──────── TEXTO APRESENTADO ────────

Prisão durante o período de isolamento social
A pergunta que nos foi feita então tem dois desdobramentos. O primeiro é saber se a pessoa pode ser conduzida normalmente durante o período de quarentena; e o segundo é se o procedimento formal de prisão (na sua acepção tecnicamente adequada) foi afetado por qualquer regulamentação.
Quanto ao procedimento de prisão, o estado excepcional de quarentena que vivemos não trouxe qualquer alteração. Qualquer indivíduo que por ventura seja levado à presença da autoridade policial ou judicial competente, será submetido ao procedimento de costume.
Esperamos, é claro, que as circunstâncias duras que enfrentamos influenciem essas autoridades a levar os riscos da pandemia em conta, na condução dos procedimento. Nesse sentido, é possível e até provável que os riscos do contágio e a inclusão ou não do indivíduo no grupos de risco de infecção influenciem nas ponderações sobre a prisão preventiva, liberdade provisória e até na imposição de fiança, no que competir a cada autoridade.
Isso não significa necessariamente uma tendência à imposição de prisões domiciliares, alternativamente ao encarceramento prisional. Sobre isso, viemos observando decisões nos mais diversos sentidos.
Decisões alternativas ao encarceramento prisional
Há aquelas que concederam a prisão domiciliar como opção que mais preza pela saúde daquele preso em particular. Em sentido oposto, vimos despachos “argumentando” que o recolhimento ao cárcere seria a melhor garantia de que o infrator não se exponha ao vírus, já que o número de contaminados pelo coronavírus é maior fora do presídio do que dentro dele.
Algumas decisões ainda ponderaram sobre o risco de trazer, sem necessidade imperiosa à ordem pública, um indivíduo do mundo externo para dentro das paredes prisionais, sob risco de contágio à população carcerária.
E finalmente há as famigeradas decisões que ignoram a periculosidade da situação e posicionam o julgador como indiferente a qualquer relação entre contágio e encarceramento.
Em resumo, se algo no procedimento pode positivamente levar à uma redução de prisões durante o período de enfrentamento do novo coronavírus, definitivamente vai ocorrer dentro do espaço de discricionariedade legal das autoridades.
Abordagem e condução durante a quarentena
Por fim, temos que falar sobre a abordagem e condução de pessoas durante o período de quarentena.
Aqui também não há qualquer orientação oficial para que as forças policiais deixem de cumprir (legalmente) o dever de abordagem ou condução de pessoas. A falta de cobertura midiática parece ser a grande causadora de uma falsa impressão em sentido contrário.

──────── DADOS FORNECIDOS ────────

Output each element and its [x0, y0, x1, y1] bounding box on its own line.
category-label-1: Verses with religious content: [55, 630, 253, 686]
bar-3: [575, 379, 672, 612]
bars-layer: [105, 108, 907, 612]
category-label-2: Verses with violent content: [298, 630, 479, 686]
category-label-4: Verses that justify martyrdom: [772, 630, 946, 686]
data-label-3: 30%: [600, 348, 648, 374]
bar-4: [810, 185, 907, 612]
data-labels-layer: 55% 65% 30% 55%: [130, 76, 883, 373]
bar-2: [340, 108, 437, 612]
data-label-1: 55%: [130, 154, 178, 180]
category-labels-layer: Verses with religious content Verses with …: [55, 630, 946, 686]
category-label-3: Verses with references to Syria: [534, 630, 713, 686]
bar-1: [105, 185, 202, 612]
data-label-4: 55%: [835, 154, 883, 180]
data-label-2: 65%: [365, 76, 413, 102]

────────

Indique se cada afirmação concorda com o texto sobre prisão durante a quarentena, respondendo sim ou não e citando literalmente as palavras do texto que decidem a questão: (a) a quarentena trouxe mudanças ao procedimento formal de prisão; (b) houve decisões que concederam prisão domiciliar por priorizarem a saúde do preso; (c) existe orientação oficial para que a polícia deixe de abordar ou conduzir pessoas durante a quarentena. As linhas não têm nenhum papel nesta atividade.

(a) Não: "o estado excepcional de quarentena que vivemos não trouxe qualquer alteração".
(b) Sim: "Há aquelas que concederam a prisão domiciliar como opção que mais preza pela saúde daquele preso em particular".
(c) Não: "não há qualquer orientação oficial para que as forças policiais deixem de cumprir (legalmente) o dever de abordagem ou condução de pessoas".